# [Aim]
Your answer must consist solely of the number of lines that contain the word "avons".

Saved entries
====

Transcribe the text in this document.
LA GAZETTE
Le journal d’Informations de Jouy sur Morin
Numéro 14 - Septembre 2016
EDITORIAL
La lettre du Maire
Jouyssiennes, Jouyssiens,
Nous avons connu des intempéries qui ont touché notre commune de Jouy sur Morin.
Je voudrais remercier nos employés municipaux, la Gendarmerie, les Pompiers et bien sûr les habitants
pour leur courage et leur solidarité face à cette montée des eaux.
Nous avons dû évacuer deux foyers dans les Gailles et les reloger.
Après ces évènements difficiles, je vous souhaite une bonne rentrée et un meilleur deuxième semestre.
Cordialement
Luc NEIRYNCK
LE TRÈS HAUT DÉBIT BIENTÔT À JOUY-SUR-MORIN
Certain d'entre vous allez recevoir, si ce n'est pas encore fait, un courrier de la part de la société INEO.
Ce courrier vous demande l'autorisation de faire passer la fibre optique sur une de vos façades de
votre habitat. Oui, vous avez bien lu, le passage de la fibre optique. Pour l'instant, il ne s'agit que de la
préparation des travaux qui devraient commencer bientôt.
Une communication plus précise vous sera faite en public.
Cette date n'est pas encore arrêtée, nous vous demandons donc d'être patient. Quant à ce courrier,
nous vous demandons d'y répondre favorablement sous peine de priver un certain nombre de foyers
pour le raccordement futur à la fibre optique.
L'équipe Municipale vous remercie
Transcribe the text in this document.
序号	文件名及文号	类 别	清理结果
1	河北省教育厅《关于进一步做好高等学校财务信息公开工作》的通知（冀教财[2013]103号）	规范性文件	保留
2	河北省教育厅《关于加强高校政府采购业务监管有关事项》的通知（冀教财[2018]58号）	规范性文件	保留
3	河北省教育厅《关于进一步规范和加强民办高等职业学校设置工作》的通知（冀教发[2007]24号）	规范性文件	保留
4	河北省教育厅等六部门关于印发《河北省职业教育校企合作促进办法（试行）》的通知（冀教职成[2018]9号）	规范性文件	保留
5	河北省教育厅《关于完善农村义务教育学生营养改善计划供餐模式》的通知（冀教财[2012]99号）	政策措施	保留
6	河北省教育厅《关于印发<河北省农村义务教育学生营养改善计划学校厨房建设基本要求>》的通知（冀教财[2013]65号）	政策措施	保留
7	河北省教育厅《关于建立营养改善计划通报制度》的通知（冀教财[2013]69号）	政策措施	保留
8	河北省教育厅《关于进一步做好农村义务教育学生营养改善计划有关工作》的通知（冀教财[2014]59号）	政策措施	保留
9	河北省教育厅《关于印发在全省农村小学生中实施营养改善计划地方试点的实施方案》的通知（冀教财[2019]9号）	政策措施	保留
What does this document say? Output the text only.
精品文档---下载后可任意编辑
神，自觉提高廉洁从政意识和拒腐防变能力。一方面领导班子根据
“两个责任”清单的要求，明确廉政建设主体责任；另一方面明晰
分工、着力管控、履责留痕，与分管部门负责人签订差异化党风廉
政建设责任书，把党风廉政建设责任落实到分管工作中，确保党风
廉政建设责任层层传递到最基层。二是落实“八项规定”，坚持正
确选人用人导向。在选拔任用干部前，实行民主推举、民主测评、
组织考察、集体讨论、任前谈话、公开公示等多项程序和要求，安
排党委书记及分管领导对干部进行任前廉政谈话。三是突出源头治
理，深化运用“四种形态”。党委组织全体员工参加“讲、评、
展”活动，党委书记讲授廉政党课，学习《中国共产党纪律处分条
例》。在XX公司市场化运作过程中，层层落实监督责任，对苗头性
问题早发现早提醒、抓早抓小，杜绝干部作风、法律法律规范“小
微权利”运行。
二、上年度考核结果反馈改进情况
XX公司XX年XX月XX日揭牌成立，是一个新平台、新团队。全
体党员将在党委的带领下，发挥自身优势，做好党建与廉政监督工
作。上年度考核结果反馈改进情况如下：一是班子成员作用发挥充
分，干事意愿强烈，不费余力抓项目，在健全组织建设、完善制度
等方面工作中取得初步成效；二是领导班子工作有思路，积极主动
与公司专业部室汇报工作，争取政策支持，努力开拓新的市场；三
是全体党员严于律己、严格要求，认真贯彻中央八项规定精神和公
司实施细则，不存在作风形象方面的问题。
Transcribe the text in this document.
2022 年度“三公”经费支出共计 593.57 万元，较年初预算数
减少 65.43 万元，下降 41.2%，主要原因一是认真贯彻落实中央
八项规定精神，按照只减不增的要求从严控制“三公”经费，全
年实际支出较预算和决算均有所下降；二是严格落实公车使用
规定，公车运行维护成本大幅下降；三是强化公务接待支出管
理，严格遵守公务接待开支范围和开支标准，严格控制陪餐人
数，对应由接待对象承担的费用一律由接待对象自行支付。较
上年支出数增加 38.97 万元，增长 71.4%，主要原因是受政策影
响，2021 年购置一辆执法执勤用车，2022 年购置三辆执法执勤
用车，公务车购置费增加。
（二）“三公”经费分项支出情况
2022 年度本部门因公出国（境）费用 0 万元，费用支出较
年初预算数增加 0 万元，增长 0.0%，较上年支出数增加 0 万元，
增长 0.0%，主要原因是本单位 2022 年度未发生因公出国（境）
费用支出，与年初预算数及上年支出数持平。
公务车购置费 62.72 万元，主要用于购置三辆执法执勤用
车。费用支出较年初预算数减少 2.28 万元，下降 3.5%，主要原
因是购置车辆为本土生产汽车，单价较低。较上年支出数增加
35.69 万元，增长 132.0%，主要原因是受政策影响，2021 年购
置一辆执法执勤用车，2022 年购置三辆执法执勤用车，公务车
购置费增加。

====

# [Solution]
2